### EXERCISE DETAILS:
Locate the line with "Give me a plain-text" in the material. Copy that line and each one after it, through the last, exactly and with nothing else.

*** PROVIDED INFORMATION

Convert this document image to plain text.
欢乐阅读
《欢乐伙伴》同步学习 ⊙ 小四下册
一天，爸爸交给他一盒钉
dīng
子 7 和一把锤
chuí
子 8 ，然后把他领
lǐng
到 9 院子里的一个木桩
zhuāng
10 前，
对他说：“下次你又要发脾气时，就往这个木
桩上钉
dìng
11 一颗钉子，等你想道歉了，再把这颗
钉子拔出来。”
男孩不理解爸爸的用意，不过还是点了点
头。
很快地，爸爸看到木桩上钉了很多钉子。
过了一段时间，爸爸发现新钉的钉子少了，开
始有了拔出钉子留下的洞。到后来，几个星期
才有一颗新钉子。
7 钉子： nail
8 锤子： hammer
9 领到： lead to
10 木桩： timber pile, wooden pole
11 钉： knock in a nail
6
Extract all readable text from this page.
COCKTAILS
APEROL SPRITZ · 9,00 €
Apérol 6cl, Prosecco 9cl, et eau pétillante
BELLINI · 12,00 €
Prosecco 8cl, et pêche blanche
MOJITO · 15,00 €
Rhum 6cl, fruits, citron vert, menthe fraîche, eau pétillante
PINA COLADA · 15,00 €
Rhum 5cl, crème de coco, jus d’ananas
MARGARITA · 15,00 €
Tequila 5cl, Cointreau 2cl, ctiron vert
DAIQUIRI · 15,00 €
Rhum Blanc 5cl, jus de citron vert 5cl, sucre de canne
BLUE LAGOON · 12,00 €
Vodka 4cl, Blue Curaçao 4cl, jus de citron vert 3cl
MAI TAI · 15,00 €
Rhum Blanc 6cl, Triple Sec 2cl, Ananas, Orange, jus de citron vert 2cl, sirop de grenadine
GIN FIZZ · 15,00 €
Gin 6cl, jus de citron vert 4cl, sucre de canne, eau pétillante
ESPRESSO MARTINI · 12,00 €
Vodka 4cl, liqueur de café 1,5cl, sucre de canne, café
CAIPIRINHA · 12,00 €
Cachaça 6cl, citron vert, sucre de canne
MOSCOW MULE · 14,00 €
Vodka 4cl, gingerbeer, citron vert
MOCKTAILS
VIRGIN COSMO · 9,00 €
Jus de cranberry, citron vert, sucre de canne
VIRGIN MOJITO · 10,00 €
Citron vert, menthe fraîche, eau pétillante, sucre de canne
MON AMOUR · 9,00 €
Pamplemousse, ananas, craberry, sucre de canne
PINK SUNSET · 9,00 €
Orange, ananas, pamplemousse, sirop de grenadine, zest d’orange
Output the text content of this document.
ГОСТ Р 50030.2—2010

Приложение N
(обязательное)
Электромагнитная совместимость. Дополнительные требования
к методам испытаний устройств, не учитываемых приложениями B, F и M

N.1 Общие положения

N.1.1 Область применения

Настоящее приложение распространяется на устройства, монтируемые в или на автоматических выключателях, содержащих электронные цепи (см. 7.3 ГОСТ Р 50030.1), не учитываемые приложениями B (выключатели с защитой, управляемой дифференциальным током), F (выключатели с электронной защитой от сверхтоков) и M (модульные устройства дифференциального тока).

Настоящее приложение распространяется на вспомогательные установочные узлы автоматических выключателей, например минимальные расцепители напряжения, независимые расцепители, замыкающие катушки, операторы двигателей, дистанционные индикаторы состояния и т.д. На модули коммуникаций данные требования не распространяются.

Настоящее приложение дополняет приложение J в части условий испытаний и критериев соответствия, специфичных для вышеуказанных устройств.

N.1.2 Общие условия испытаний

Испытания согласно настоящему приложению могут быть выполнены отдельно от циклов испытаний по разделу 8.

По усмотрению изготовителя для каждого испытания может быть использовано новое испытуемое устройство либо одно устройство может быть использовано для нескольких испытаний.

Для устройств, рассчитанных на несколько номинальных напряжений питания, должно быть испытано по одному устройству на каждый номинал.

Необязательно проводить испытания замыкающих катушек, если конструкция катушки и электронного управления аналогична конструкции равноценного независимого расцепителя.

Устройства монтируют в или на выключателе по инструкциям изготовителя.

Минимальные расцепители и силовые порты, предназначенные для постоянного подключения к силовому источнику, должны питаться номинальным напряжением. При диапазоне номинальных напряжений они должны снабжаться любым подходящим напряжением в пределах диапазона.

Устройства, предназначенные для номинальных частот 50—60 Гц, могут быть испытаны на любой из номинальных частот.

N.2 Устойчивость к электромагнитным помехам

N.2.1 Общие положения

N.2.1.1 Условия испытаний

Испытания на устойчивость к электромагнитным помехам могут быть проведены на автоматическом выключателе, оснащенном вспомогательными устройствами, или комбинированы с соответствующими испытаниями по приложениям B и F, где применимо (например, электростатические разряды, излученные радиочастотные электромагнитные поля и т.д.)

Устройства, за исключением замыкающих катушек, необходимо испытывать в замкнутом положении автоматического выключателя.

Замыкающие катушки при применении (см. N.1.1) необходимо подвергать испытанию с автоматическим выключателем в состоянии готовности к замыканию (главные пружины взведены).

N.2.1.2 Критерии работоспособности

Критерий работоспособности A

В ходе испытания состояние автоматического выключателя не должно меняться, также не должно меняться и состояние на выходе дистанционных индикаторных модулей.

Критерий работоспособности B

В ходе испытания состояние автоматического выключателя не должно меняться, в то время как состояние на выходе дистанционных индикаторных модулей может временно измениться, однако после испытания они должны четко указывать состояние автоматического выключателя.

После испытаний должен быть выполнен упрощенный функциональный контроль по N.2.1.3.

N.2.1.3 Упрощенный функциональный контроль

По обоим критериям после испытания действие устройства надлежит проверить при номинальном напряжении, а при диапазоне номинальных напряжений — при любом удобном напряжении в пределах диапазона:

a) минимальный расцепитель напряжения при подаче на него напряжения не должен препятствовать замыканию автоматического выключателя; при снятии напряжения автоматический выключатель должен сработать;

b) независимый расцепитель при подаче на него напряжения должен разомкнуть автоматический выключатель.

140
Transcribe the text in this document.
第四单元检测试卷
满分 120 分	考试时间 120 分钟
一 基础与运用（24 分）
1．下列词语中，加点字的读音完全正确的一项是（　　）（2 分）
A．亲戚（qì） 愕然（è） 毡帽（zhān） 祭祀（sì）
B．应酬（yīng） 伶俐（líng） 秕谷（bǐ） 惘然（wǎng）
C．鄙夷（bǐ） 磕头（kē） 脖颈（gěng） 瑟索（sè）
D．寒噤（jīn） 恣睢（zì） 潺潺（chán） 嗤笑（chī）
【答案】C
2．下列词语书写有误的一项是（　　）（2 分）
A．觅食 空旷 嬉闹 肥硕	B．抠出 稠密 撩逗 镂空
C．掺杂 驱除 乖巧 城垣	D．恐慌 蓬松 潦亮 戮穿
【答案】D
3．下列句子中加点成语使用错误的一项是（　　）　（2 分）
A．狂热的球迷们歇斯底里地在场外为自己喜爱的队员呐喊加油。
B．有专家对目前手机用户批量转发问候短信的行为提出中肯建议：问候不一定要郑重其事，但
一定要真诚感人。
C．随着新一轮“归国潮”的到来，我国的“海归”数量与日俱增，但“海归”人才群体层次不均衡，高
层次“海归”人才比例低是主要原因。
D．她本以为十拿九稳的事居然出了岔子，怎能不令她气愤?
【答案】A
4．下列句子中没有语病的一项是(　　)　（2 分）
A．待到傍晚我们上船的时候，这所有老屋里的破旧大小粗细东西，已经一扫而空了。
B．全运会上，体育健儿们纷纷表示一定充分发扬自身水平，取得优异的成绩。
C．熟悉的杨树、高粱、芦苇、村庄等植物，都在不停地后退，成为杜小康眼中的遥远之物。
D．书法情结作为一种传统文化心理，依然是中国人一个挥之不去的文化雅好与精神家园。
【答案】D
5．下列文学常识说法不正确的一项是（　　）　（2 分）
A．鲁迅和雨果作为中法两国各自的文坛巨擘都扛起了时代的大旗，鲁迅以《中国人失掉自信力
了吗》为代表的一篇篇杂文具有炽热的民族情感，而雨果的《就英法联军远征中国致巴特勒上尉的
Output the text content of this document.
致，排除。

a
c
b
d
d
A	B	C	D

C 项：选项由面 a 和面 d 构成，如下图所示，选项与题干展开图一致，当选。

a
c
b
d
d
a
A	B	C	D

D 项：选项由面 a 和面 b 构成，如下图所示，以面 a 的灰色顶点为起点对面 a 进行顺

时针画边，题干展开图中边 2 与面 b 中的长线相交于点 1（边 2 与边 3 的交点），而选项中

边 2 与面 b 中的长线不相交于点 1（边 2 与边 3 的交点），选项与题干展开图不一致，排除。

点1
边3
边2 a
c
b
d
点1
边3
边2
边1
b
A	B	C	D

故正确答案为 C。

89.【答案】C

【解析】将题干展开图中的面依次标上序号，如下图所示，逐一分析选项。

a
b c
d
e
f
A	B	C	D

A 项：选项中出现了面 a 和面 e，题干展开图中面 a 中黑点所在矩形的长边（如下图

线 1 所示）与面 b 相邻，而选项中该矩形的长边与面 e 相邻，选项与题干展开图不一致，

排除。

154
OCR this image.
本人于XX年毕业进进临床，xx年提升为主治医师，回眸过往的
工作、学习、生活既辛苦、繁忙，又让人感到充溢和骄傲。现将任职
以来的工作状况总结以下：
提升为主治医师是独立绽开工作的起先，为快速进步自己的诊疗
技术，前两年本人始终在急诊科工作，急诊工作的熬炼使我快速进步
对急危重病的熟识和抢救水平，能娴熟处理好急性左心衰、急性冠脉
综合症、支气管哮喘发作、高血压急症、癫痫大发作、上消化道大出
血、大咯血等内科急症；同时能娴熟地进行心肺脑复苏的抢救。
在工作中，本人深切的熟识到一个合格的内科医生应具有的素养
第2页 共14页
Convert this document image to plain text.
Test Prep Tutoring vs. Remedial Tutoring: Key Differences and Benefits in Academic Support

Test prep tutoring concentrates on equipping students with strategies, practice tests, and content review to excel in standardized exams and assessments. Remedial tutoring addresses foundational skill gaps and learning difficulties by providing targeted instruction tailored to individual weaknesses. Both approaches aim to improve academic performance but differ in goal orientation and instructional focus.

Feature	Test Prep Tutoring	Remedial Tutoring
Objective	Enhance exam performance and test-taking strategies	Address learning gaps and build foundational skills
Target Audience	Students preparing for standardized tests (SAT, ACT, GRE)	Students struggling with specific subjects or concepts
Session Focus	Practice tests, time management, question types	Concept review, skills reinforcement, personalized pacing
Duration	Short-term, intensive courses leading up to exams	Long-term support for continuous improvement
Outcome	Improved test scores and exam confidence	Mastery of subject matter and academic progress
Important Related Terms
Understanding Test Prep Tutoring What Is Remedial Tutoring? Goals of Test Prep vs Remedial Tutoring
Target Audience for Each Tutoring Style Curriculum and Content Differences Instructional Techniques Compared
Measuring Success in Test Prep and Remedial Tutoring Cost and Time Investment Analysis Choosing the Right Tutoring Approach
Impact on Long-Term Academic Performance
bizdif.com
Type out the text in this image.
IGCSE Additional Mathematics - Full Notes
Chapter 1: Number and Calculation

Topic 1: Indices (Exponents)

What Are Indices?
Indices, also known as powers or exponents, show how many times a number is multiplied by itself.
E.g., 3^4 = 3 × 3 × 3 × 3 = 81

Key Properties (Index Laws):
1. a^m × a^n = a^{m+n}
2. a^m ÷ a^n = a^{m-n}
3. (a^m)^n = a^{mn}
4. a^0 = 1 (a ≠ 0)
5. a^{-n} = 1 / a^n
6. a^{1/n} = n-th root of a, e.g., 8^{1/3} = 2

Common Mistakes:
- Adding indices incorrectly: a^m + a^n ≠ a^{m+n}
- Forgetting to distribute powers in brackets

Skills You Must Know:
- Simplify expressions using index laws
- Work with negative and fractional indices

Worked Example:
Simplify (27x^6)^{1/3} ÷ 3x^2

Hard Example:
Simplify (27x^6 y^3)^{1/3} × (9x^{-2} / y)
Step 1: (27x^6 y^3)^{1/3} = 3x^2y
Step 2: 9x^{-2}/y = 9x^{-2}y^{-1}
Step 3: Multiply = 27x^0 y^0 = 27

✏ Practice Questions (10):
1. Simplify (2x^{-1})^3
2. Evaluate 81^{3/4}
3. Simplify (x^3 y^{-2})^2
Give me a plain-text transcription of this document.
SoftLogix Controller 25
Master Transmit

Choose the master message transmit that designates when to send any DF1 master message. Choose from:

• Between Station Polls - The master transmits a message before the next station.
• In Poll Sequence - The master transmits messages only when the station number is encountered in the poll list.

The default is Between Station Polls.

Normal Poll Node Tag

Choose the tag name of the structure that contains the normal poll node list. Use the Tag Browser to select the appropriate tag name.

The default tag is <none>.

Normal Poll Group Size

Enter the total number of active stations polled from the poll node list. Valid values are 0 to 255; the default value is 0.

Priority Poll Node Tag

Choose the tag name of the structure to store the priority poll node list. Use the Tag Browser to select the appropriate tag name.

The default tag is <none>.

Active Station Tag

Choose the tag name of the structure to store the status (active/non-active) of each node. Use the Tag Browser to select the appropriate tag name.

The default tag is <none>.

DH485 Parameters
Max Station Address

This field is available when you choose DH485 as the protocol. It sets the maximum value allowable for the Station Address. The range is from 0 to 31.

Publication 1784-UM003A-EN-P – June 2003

******

### TASK OUTPUT:
Give me a plain-text transcription of this document.
SoftLogix Controller 25
Master Transmit

Choose the master message transmit that designates when to send any DF1 master message. Choose from:

• Between Station Polls - The master transmits a message before the next station.
• In Poll Sequence - The master transmits messages only when the station number is encountered in the poll list.

The default is Between Station Polls.

Normal Poll Node Tag

Choose the tag name of the structure that contains the normal poll node list. Use the Tag Browser to select the appropriate tag name.

The default tag is <none>.

Normal Poll Group Size

Enter the total number of active stations polled from the poll node list. Valid values are 0 to 255; the default value is 0.

Priority Poll Node Tag

Choose the tag name of the structure to store the priority poll node list. Use the Tag Browser to select the appropriate tag name.

The default tag is <none>.

Active Station Tag

Choose the tag name of the structure to store the status (active/non-active) of each node. Use the Tag Browser to select the appropriate tag name.

The default tag is <none>.

DH485 Parameters
Max Station Address

This field is available when you choose DH485 as the protocol. It sets the maximum value allowable for the Station Address. The range is from 0 to 31.

Publication 1784-UM003A-EN-P – June 2003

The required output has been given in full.